◆ LISTED RECORDS
#####

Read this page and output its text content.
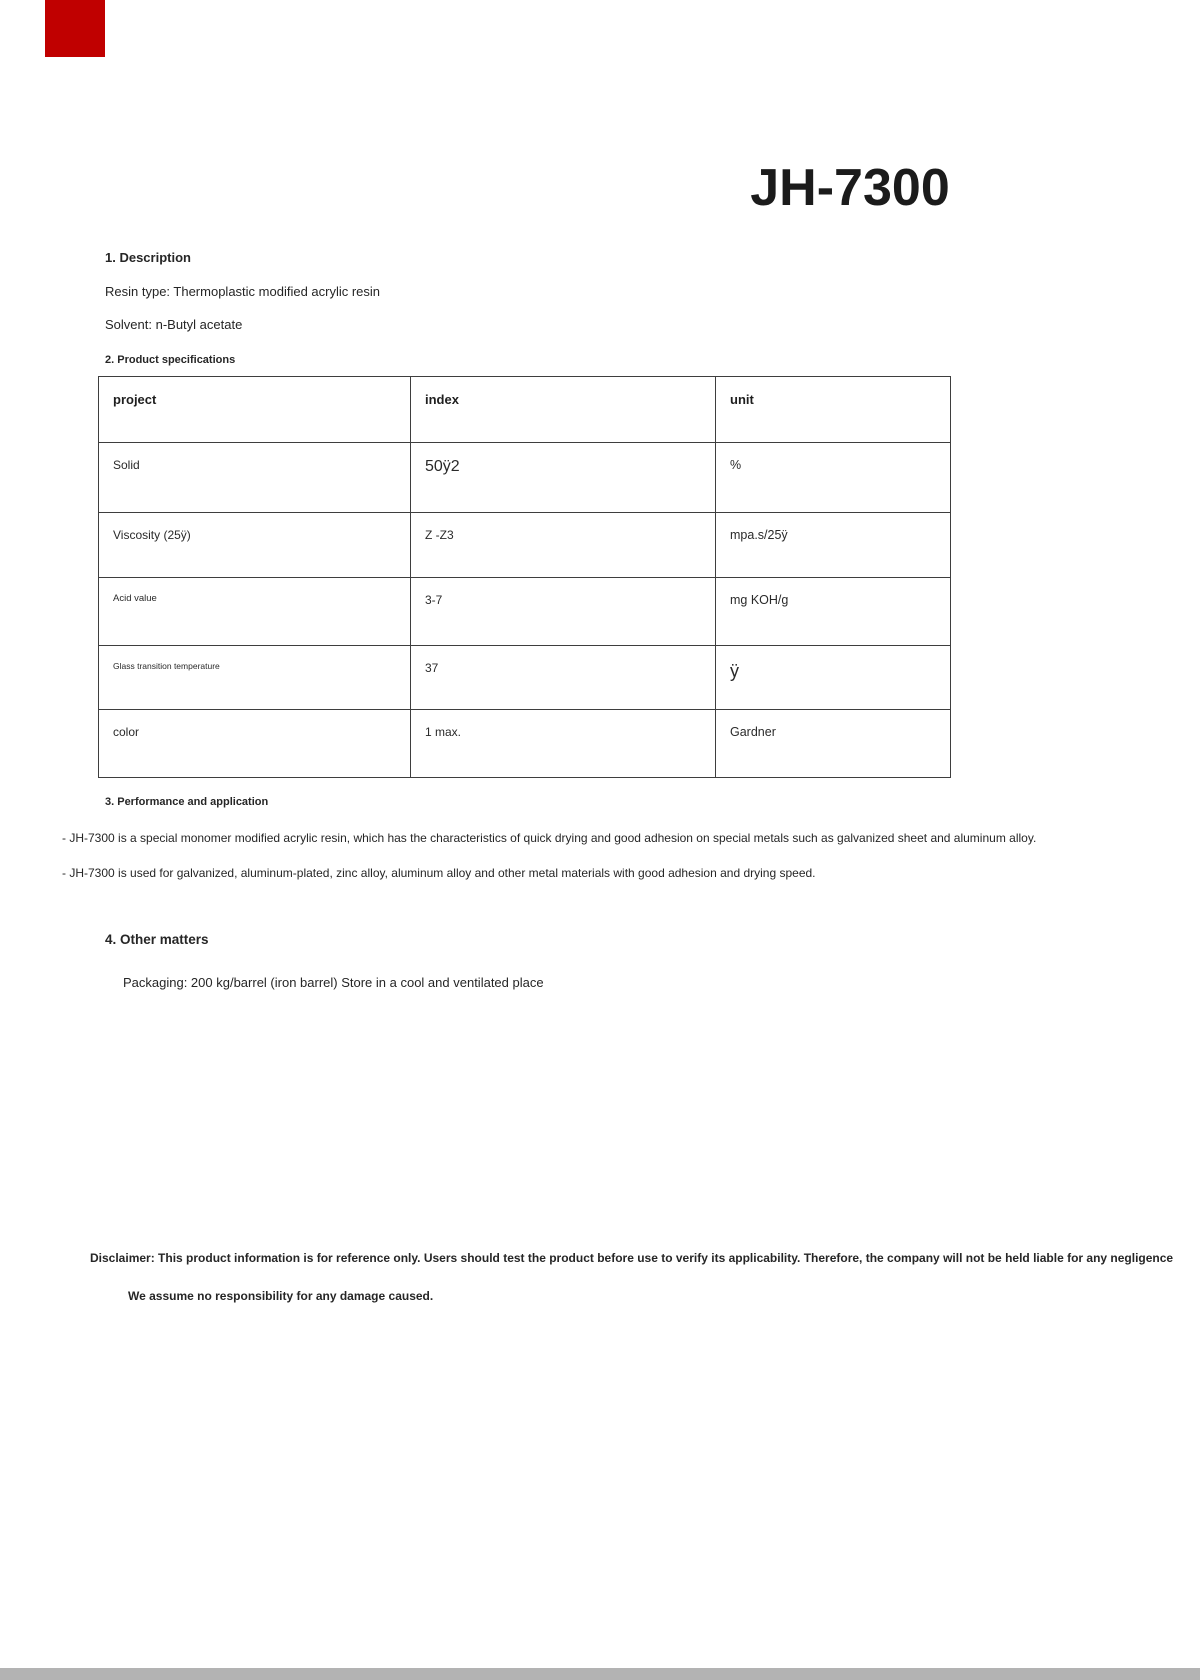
JH-7300
1. Description
Resin type: Thermoplastic modified acrylic resin
Solvent: n-Butyl acetate
2. Product specifications
project	index	unit
Solid	50ÿ2	%
Viscosity (25ÿ)	Z -Z3	mpa.s/25ÿ
Acid value	3-7	mg KOH/g
Glass transition temperature	37	ÿ
color	1 max.	Gardner
3. Performance and application
- JH-7300 is a special monomer modified acrylic resin, which has the characteristics of quick drying and good adhesion on special metals such as galvanized sheet and aluminum alloy.
- JH-7300 is used for galvanized, aluminum-plated, zinc alloy, aluminum alloy and other metal materials with good adhesion and drying speed.
4. Other matters
Packaging: 200 kg/barrel (iron barrel) Store in a cool and ventilated place
Disclaimer: This product information is for reference only. Users should test the product before use to verify its applicability. Therefore, the company will not be held liable for any negligence
We assume no responsibility for any damage caused.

#####

◆ TASK REQUIREMENTS
Give the number of lines in the records that contain the string "good", and nothing besides.

◆ RESPONSE FOR THIS EXERCISE
2